== GOAL ==
Exactly repeat all the records below, omitting the images they hold.

== Extracted data entries ==
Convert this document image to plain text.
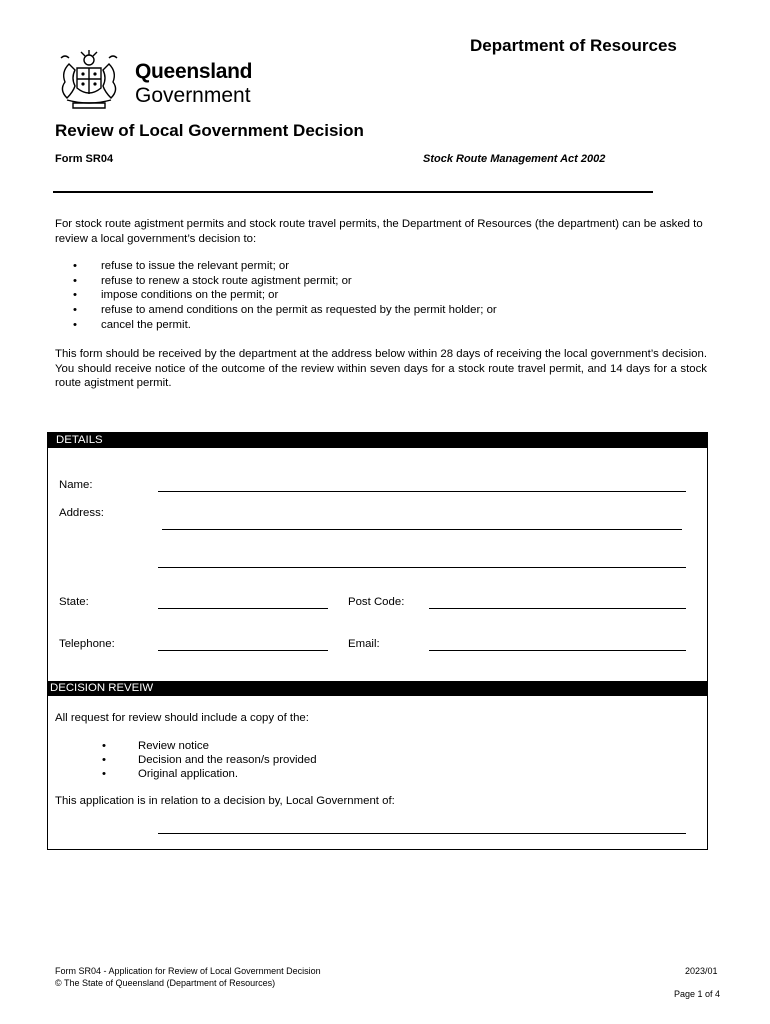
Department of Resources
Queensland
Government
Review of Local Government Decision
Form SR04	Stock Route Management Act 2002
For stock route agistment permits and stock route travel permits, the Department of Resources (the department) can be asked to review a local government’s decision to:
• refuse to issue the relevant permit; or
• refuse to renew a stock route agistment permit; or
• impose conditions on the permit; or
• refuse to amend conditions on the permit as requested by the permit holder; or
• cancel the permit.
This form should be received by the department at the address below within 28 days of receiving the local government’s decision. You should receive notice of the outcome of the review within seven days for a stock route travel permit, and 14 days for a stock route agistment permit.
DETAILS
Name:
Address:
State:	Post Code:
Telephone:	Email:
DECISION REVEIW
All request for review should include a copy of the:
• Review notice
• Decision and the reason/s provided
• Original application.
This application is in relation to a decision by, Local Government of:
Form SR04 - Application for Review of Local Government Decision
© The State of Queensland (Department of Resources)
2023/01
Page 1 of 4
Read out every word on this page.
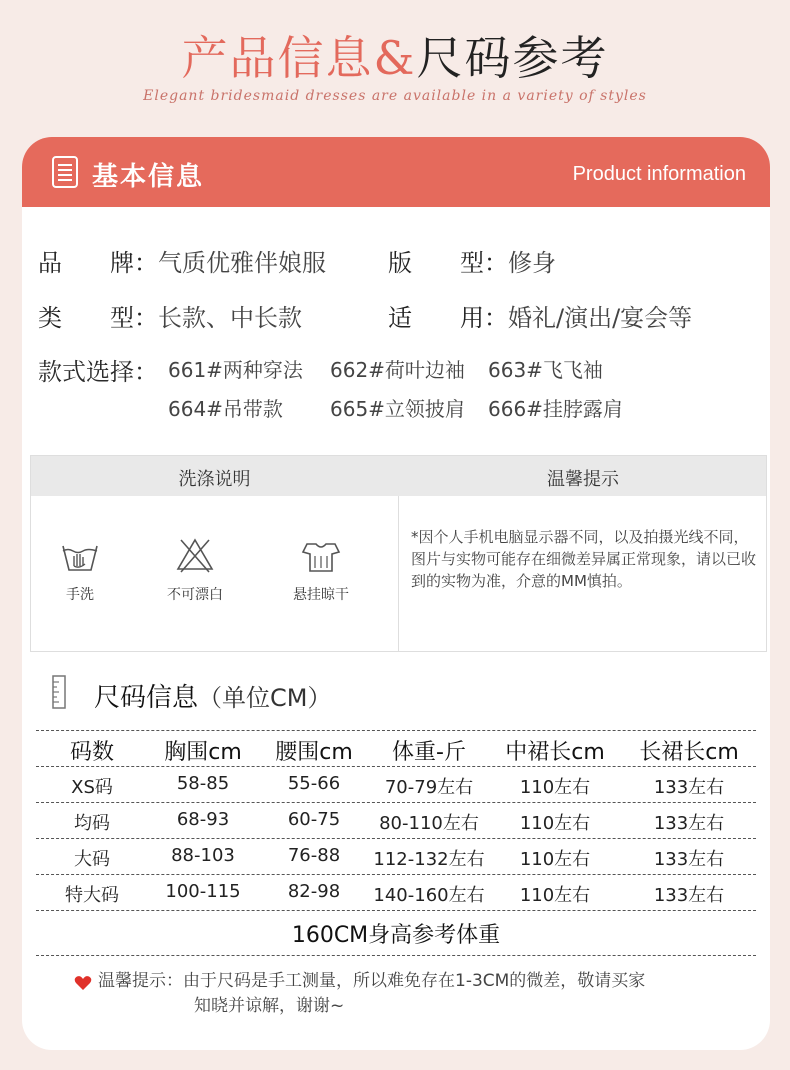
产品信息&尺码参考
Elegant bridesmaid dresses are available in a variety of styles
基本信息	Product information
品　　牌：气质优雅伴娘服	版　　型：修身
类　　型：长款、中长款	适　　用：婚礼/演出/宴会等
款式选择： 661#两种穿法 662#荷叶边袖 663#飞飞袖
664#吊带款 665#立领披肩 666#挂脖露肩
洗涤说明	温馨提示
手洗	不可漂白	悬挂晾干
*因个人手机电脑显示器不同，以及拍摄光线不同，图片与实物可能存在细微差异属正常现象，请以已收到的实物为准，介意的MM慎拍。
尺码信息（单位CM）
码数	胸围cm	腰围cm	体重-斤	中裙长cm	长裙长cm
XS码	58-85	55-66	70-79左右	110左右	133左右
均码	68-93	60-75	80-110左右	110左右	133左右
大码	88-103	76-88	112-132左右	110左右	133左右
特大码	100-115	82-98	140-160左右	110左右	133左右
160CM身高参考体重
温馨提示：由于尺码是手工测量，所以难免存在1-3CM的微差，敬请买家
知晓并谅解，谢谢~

== THE SOLUTION ==
Convert this document image to plain text.
Department of Resources
Queensland
Government
Review of Local Government Decision
Form SR04	Stock Route Management Act 2002
For stock route agistment permits and stock route travel permits, the Department of Resources (the department) can be asked to review a local government’s decision to:
• refuse to issue the relevant permit; or
• refuse to renew a stock route agistment permit; or
• impose conditions on the permit; or
• refuse to amend conditions on the permit as requested by the permit holder; or
• cancel the permit.
This form should be received by the department at the address below within 28 days of receiving the local government’s decision. You should receive notice of the outcome of the review within seven days for a stock route travel permit, and 14 days for a stock route agistment permit.
DETAILS
Name:
Address:
State:	Post Code:
Telephone:	Email:
DECISION REVEIW
All request for review should include a copy of the:
• Review notice
• Decision and the reason/s provided
• Original application.
This application is in relation to a decision by, Local Government of:
Form SR04 - Application for Review of Local Government Decision
© The State of Queensland (Department of Resources)
2023/01
Page 1 of 4
Read out every word on this page.
产品信息&尺码参考
Elegant bridesmaid dresses are available in a variety of styles
基本信息	Product information
品　　牌：气质优雅伴娘服	版　　型：修身
类　　型：长款、中长款	适　　用：婚礼/演出/宴会等
款式选择： 661#两种穿法 662#荷叶边袖 663#飞飞袖
664#吊带款 665#立领披肩 666#挂脖露肩
洗涤说明	温馨提示
手洗	不可漂白	悬挂晾干
*因个人手机电脑显示器不同，以及拍摄光线不同，图片与实物可能存在细微差异属正常现象，请以已收到的实物为准，介意的MM慎拍。
尺码信息（单位CM）
码数	胸围cm	腰围cm	体重-斤	中裙长cm	长裙长cm
XS码	58-85	55-66	70-79左右	110左右	133左右
均码	68-93	60-75	80-110左右	110左右	133左右
大码	88-103	76-88	112-132左右	110左右	133左右
特大码	100-115	82-98	140-160左右	110左右	133左右
160CM身高参考体重
温馨提示：由于尺码是手工测量，所以难免存在1-3CM的微差，敬请买家
知晓并谅解，谢谢~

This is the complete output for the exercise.